** EXERCISE OBJECTIVE **
Copy the data precisely, character for character, and leave out every picture.

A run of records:

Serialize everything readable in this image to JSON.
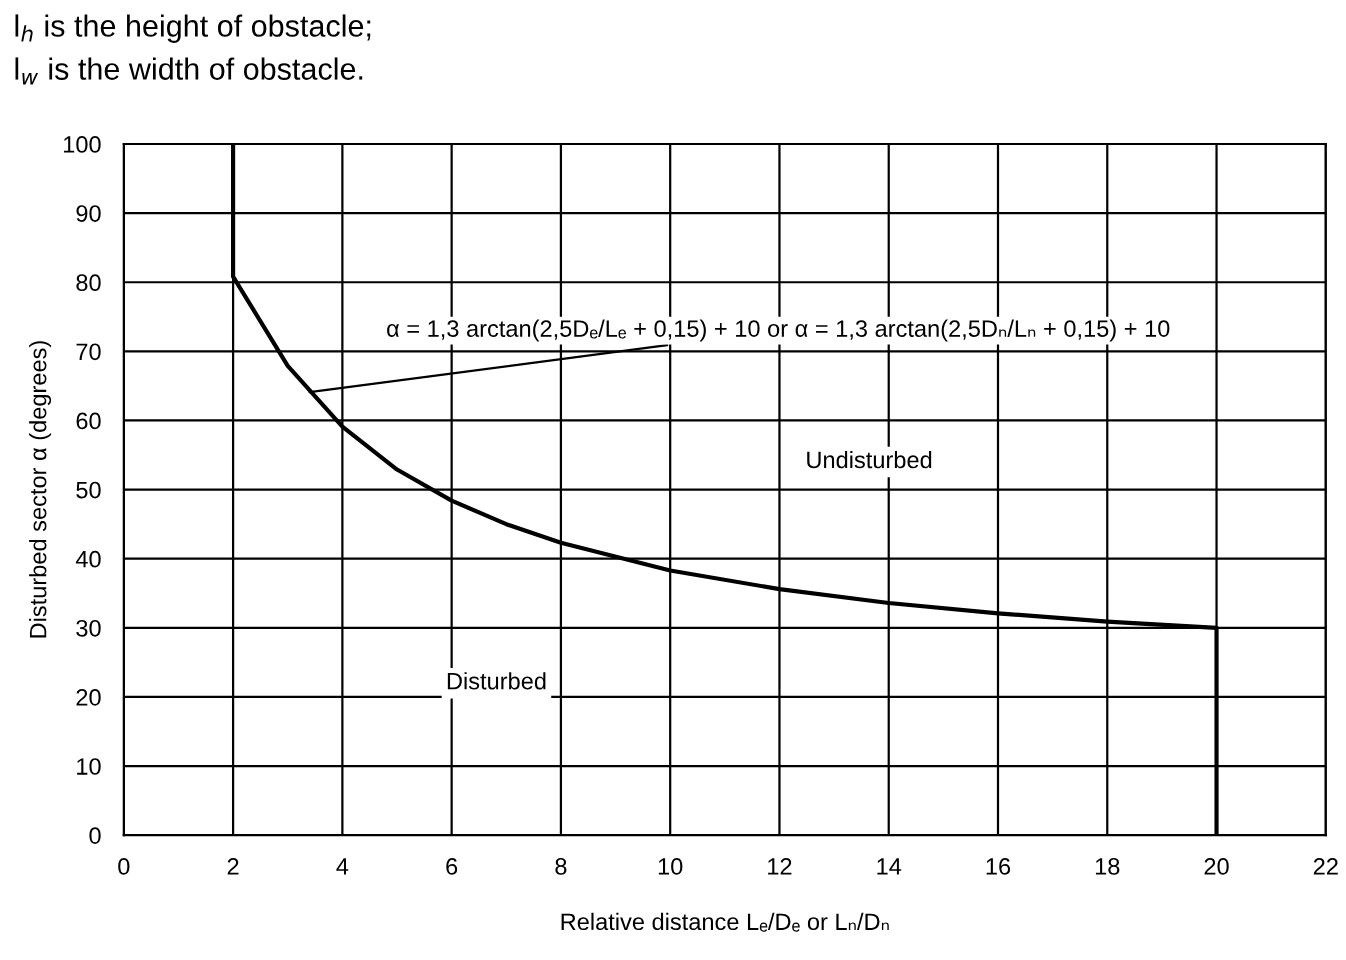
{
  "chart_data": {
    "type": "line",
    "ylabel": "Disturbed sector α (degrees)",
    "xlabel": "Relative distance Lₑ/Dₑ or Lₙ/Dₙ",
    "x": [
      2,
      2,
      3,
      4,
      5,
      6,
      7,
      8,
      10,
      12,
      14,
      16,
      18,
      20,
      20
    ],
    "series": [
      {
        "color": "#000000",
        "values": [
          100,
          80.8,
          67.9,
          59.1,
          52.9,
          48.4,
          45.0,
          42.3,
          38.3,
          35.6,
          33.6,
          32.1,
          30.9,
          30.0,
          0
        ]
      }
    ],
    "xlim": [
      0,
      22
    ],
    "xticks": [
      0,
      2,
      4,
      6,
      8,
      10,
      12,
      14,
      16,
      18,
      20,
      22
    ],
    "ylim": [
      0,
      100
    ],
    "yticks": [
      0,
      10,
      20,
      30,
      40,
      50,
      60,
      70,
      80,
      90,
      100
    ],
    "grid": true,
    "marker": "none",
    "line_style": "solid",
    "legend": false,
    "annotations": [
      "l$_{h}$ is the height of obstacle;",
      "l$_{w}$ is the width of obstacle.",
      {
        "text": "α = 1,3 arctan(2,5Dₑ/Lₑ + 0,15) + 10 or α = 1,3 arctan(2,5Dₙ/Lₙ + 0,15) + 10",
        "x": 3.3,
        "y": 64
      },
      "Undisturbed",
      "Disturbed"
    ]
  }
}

** TASK ANSWER **
Serialize everything readable in this image to JSON.
{
  "chart_data": {
    "type": "line",
    "ylabel": "Disturbed sector α (degrees)",
    "xlabel": "Relative distance Lₑ/Dₑ or Lₙ/Dₙ",
    "x": [
      2,
      2,
      3,
      4,
      5,
      6,
      7,
      8,
      10,
      12,
      14,
      16,
      18,
      20,
      20
    ],
    "series": [
      {
        "color": "#000000",
        "values": [
          100,
          80.8,
          67.9,
          59.1,
          52.9,
          48.4,
          45.0,
          42.3,
          38.3,
          35.6,
          33.6,
          32.1,
          30.9,
          30.0,
          0
        ]
      }
    ],
    "xlim": [
      0,
      22
    ],
    "xticks": [
      0,
      2,
      4,
      6,
      8,
      10,
      12,
      14,
      16,
      18,
      20,
      22
    ],
    "ylim": [
      0,
      100
    ],
    "yticks": [
      0,
      10,
      20,
      30,
      40,
      50,
      60,
      70,
      80,
      90,
      100
    ],
    "grid": true,
    "marker": "none",
    "line_style": "solid",
    "legend": false,
    "annotations": [
      "l$_{h}$ is the height of obstacle;",
      "l$_{w}$ is the width of obstacle.",
      {
        "text": "α = 1,3 arctan(2,5Dₑ/Lₑ + 0,15) + 10 or α = 1,3 arctan(2,5Dₙ/Lₙ + 0,15) + 10",
        "x": 3.3,
        "y": 64
      },
      "Undisturbed",
      "Disturbed"
    ]
  }
}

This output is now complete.